Dataset items:
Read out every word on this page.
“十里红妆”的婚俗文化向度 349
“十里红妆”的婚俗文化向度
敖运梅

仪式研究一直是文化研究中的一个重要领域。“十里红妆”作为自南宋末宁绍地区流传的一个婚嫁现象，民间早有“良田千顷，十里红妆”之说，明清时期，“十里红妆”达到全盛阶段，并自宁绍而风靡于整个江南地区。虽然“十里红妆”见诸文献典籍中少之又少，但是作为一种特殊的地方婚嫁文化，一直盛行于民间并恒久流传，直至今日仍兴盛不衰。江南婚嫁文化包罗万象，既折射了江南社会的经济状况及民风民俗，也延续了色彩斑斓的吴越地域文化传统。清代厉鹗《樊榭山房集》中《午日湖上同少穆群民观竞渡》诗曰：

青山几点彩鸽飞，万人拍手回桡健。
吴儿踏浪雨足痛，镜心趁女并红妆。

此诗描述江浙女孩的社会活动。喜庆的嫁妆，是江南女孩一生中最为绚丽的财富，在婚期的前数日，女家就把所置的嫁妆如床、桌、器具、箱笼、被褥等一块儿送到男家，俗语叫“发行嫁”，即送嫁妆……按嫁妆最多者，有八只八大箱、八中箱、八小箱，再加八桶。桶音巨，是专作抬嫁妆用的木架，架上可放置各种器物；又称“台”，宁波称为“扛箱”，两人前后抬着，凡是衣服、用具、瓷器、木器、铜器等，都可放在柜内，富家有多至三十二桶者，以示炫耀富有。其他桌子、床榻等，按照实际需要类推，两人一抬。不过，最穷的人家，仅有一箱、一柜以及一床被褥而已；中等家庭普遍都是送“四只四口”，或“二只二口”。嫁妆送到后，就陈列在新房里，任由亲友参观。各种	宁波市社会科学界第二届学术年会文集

> [Stated problem] Return the full listing, character for character.

> [Worked solution]
Read out every word on this page.
“十里红妆”的婚俗文化向度 349
“十里红妆”的婚俗文化向度
敖运梅

仪式研究一直是文化研究中的一个重要领域。“十里红妆”作为自南宋末宁绍地区流传的一个婚嫁现象，民间早有“良田千顷，十里红妆”之说，明清时期，“十里红妆”达到全盛阶段，并自宁绍而风靡于整个江南地区。虽然“十里红妆”见诸文献典籍中少之又少，但是作为一种特殊的地方婚嫁文化，一直盛行于民间并恒久流传，直至今日仍兴盛不衰。江南婚嫁文化包罗万象，既折射了江南社会的经济状况及民风民俗，也延续了色彩斑斓的吴越地域文化传统。清代厉鹗《樊榭山房集》中《午日湖上同少穆群民观竞渡》诗曰：

青山几点彩鸽飞，万人拍手回桡健。
吴儿踏浪雨足痛，镜心趁女并红妆。

此诗描述江浙女孩的社会活动。喜庆的嫁妆，是江南女孩一生中最为绚丽的财富，在婚期的前数日，女家就把所置的嫁妆如床、桌、器具、箱笼、被褥等一块儿送到男家，俗语叫“发行嫁”，即送嫁妆……按嫁妆最多者，有八只八大箱、八中箱、八小箱，再加八桶。桶音巨，是专作抬嫁妆用的木架，架上可放置各种器物；又称“台”，宁波称为“扛箱”，两人前后抬着，凡是衣服、用具、瓷器、木器、铜器等，都可放在柜内，富家有多至三十二桶者，以示炫耀富有。其他桌子、床榻等，按照实际需要类推，两人一抬。不过，最穷的人家，仅有一箱、一柜以及一床被褥而已；中等家庭普遍都是送“四只四口”，或“二只二口”。嫁妆送到后，就陈列在新房里，任由亲友参观。各种	宁波市社会科学界第二届学术年会文集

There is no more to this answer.